**What this task involves:**
Please retype the records below exactly, leaving out any pictures.

(Collected data entries)
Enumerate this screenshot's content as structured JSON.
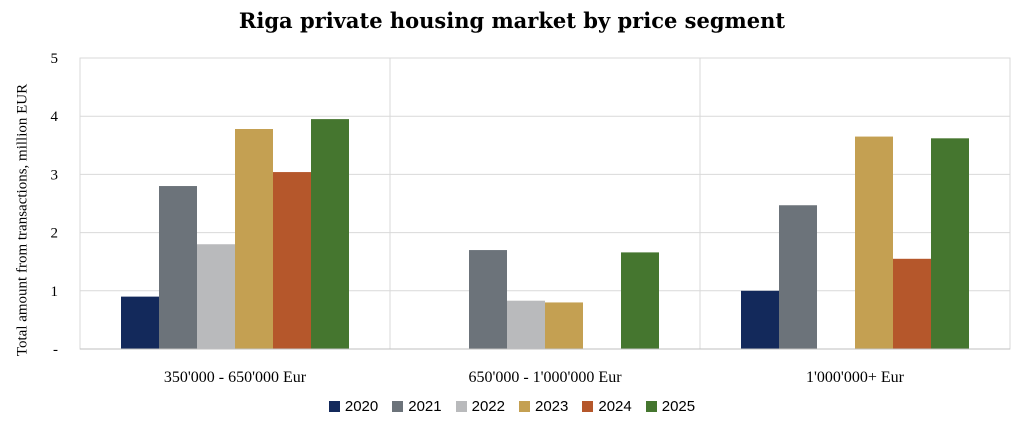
{
  "chart_data": {
    "type": "bar",
    "title": "Riga private housing market by price segment",
    "xlabel": "",
    "ylabel": "Total amount from transactions, million EUR",
    "ylim": [
      0,
      5
    ],
    "yticks": [
      "-",
      "1",
      "2",
      "3",
      "4",
      "5"
    ],
    "grid": true,
    "legend_position": "bottom",
    "categories": [
      "350'000 - 650'000 Eur",
      "650'000 - 1'000'000 Eur",
      "1'000'000+ Eur"
    ],
    "series": [
      {
        "name": "2020",
        "color": "#13295b",
        "values": [
          0.9,
          0,
          1.0
        ]
      },
      {
        "name": "2021",
        "color": "#6c737a",
        "values": [
          2.8,
          1.7,
          2.47
        ]
      },
      {
        "name": "2022",
        "color": "#b9babc",
        "values": [
          1.8,
          0.83,
          0
        ]
      },
      {
        "name": "2023",
        "color": "#c4a052",
        "values": [
          3.78,
          0.8,
          3.65
        ]
      },
      {
        "name": "2024",
        "color": "#b5572b",
        "values": [
          3.04,
          0,
          1.55
        ]
      },
      {
        "name": "2025",
        "color": "#45762f",
        "values": [
          3.95,
          1.66,
          3.62
        ]
      }
    ]
  }
}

**Reply to the exercise:**
Enumerate this screenshot's content as structured JSON.
{
  "chart_data": {
    "type": "bar",
    "title": "Riga private housing market by price segment",
    "xlabel": "",
    "ylabel": "Total amount from transactions, million EUR",
    "ylim": [
      0,
      5
    ],
    "yticks": [
      "-",
      "1",
      "2",
      "3",
      "4",
      "5"
    ],
    "grid": true,
    "legend_position": "bottom",
    "categories": [
      "350'000 - 650'000 Eur",
      "650'000 - 1'000'000 Eur",
      "1'000'000+ Eur"
    ],
    "series": [
      {
        "name": "2020",
        "color": "#13295b",
        "values": [
          0.9,
          0,
          1.0
        ]
      },
      {
        "name": "2021",
        "color": "#6c737a",
        "values": [
          2.8,
          1.7,
          2.47
        ]
      },
      {
        "name": "2022",
        "color": "#b9babc",
        "values": [
          1.8,
          0.83,
          0
        ]
      },
      {
        "name": "2023",
        "color": "#c4a052",
        "values": [
          3.78,
          0.8,
          3.65
        ]
      },
      {
        "name": "2024",
        "color": "#b5572b",
        "values": [
          3.04,
          0,
          1.55
        ]
      },
      {
        "name": "2025",
        "color": "#45762f",
        "values": [
          3.95,
          1.66,
          3.62
        ]
      }
    ]
  }
}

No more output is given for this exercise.